▶ What to do
Take all the material and copy it exactly.

(Data records)
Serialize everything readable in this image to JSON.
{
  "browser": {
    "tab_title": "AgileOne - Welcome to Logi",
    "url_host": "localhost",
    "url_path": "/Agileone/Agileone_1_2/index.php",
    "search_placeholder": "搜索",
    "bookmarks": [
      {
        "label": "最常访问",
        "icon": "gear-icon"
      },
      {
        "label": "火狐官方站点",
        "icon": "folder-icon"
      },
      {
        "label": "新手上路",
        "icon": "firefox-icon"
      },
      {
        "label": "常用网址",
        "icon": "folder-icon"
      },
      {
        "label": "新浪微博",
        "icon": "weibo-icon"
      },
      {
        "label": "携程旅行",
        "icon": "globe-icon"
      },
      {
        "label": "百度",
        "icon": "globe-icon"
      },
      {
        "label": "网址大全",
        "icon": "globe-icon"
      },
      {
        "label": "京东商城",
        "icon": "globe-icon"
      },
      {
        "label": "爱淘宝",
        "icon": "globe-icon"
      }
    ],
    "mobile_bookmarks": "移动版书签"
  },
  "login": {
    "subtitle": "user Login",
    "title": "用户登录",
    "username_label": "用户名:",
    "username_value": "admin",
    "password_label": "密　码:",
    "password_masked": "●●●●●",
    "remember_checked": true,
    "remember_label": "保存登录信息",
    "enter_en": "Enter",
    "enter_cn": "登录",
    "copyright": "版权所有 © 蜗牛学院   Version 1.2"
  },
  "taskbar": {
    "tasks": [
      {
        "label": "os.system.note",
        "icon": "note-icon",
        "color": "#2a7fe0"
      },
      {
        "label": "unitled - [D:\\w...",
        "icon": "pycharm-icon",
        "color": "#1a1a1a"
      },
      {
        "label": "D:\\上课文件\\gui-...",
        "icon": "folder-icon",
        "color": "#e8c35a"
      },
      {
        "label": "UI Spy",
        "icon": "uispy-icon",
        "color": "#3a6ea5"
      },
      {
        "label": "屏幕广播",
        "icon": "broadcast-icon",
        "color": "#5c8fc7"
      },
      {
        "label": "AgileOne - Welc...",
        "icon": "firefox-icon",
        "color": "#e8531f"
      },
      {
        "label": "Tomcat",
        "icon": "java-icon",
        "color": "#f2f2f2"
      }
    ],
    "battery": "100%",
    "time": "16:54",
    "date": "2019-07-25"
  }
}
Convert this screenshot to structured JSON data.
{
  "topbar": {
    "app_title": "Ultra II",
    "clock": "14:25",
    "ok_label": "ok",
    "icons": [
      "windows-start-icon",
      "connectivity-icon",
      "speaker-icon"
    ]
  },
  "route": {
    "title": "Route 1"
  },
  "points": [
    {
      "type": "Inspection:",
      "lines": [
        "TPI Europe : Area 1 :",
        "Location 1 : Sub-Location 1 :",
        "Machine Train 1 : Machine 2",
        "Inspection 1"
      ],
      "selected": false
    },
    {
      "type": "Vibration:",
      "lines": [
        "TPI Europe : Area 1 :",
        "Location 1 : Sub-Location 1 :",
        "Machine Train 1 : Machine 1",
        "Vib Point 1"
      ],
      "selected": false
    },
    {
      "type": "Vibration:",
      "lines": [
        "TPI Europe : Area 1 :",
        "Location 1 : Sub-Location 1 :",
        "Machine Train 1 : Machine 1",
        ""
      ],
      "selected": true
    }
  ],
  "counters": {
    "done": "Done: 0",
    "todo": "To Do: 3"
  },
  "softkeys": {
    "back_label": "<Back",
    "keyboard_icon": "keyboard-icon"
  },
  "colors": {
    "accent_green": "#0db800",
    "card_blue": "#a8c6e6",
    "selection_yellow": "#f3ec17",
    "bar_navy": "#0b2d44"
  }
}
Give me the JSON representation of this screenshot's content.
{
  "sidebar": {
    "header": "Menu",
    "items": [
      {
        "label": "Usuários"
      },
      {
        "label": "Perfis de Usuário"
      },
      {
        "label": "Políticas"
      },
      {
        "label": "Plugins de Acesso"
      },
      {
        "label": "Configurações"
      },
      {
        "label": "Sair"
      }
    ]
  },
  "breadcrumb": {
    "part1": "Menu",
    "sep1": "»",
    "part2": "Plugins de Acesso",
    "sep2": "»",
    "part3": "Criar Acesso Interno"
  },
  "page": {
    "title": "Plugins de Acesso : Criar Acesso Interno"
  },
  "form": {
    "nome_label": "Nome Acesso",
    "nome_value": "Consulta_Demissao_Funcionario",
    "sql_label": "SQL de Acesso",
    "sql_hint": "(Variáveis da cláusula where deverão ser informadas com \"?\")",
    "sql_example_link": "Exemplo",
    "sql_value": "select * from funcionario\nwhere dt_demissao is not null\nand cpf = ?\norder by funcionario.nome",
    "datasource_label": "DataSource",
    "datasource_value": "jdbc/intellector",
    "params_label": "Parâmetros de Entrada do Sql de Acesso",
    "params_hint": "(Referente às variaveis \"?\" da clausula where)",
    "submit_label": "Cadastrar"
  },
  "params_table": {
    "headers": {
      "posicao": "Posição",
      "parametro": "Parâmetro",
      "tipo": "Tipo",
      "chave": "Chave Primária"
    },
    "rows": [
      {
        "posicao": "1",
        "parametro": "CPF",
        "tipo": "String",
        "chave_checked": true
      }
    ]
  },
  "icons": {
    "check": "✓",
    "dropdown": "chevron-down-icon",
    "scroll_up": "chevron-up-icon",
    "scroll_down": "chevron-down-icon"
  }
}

▶ Answer for this exercise
Serialize everything readable in this image to JSON.
{
  "browser": {
    "tab_title": "AgileOne - Welcome to Logi",
    "url_host": "localhost",
    "url_path": "/Agileone/Agileone_1_2/index.php",
    "search_placeholder": "搜索",
    "bookmarks": [
      {
        "label": "最常访问",
        "icon": "gear-icon"
      },
      {
        "label": "火狐官方站点",
        "icon": "folder-icon"
      },
      {
        "label": "新手上路",
        "icon": "firefox-icon"
      },
      {
        "label": "常用网址",
        "icon": "folder-icon"
      },
      {
        "label": "新浪微博",
        "icon": "weibo-icon"
      },
      {
        "label": "携程旅行",
        "icon": "globe-icon"
      },
      {
        "label": "百度",
        "icon": "globe-icon"
      },
      {
        "label": "网址大全",
        "icon": "globe-icon"
      },
      {
        "label": "京东商城",
        "icon": "globe-icon"
      },
      {
        "label": "爱淘宝",
        "icon": "globe-icon"
      }
    ],
    "mobile_bookmarks": "移动版书签"
  },
  "login": {
    "subtitle": "user Login",
    "title": "用户登录",
    "username_label": "用户名:",
    "username_value": "admin",
    "password_label": "密　码:",
    "password_masked": "●●●●●",
    "remember_checked": true,
    "remember_label": "保存登录信息",
    "enter_en": "Enter",
    "enter_cn": "登录",
    "copyright": "版权所有 © 蜗牛学院   Version 1.2"
  },
  "taskbar": {
    "tasks": [
      {
        "label": "os.system.note",
        "icon": "note-icon",
        "color": "#2a7fe0"
      },
      {
        "label": "unitled - [D:\\w...",
        "icon": "pycharm-icon",
        "color": "#1a1a1a"
      },
      {
        "label": "D:\\上课文件\\gui-...",
        "icon": "folder-icon",
        "color": "#e8c35a"
      },
      {
        "label": "UI Spy",
        "icon": "uispy-icon",
        "color": "#3a6ea5"
      },
      {
        "label": "屏幕广播",
        "icon": "broadcast-icon",
        "color": "#5c8fc7"
      },
      {
        "label": "AgileOne - Welc...",
        "icon": "firefox-icon",
        "color": "#e8531f"
      },
      {
        "label": "Tomcat",
        "icon": "java-icon",
        "color": "#f2f2f2"
      }
    ],
    "battery": "100%",
    "time": "16:54",
    "date": "2019-07-25"
  }
}
Convert this screenshot to structured JSON data.
{
  "topbar": {
    "app_title": "Ultra II",
    "clock": "14:25",
    "ok_label": "ok",
    "icons": [
      "windows-start-icon",
      "connectivity-icon",
      "speaker-icon"
    ]
  },
  "route": {
    "title": "Route 1"
  },
  "points": [
    {
      "type": "Inspection:",
      "lines": [
        "TPI Europe : Area 1 :",
        "Location 1 : Sub-Location 1 :",
        "Machine Train 1 : Machine 2",
        "Inspection 1"
      ],
      "selected": false
    },
    {
      "type": "Vibration:",
      "lines": [
        "TPI Europe : Area 1 :",
        "Location 1 : Sub-Location 1 :",
        "Machine Train 1 : Machine 1",
        "Vib Point 1"
      ],
      "selected": false
    },
    {
      "type": "Vibration:",
      "lines": [
        "TPI Europe : Area 1 :",
        "Location 1 : Sub-Location 1 :",
        "Machine Train 1 : Machine 1",
        ""
      ],
      "selected": true
    }
  ],
  "counters": {
    "done": "Done: 0",
    "todo": "To Do: 3"
  },
  "softkeys": {
    "back_label": "<Back",
    "keyboard_icon": "keyboard-icon"
  },
  "colors": {
    "accent_green": "#0db800",
    "card_blue": "#a8c6e6",
    "selection_yellow": "#f3ec17",
    "bar_navy": "#0b2d44"
  }
}
Give me the JSON representation of this screenshot's content.
{
  "sidebar": {
    "header": "Menu",
    "items": [
      {
        "label": "Usuários"
      },
      {
        "label": "Perfis de Usuário"
      },
      {
        "label": "Políticas"
      },
      {
        "label": "Plugins de Acesso"
      },
      {
        "label": "Configurações"
      },
      {
        "label": "Sair"
      }
    ]
  },
  "breadcrumb": {
    "part1": "Menu",
    "sep1": "»",
    "part2": "Plugins de Acesso",
    "sep2": "»",
    "part3": "Criar Acesso Interno"
  },
  "page": {
    "title": "Plugins de Acesso : Criar Acesso Interno"
  },
  "form": {
    "nome_label": "Nome Acesso",
    "nome_value": "Consulta_Demissao_Funcionario",
    "sql_label": "SQL de Acesso",
    "sql_hint": "(Variáveis da cláusula where deverão ser informadas com \"?\")",
    "sql_example_link": "Exemplo",
    "sql_value": "select * from funcionario\nwhere dt_demissao is not null\nand cpf = ?\norder by funcionario.nome",
    "datasource_label": "DataSource",
    "datasource_value": "jdbc/intellector",
    "params_label": "Parâmetros de Entrada do Sql de Acesso",
    "params_hint": "(Referente às variaveis \"?\" da clausula where)",
    "submit_label": "Cadastrar"
  },
  "params_table": {
    "headers": {
      "posicao": "Posição",
      "parametro": "Parâmetro",
      "tipo": "Tipo",
      "chave": "Chave Primária"
    },
    "rows": [
      {
        "posicao": "1",
        "parametro": "CPF",
        "tipo": "String",
        "chave_checked": true
      }
    ]
  },
  "icons": {
    "check": "✓",
    "dropdown": "chevron-down-icon",
    "scroll_up": "chevron-up-icon",
    "scroll_down": "chevron-down-icon"
  }
}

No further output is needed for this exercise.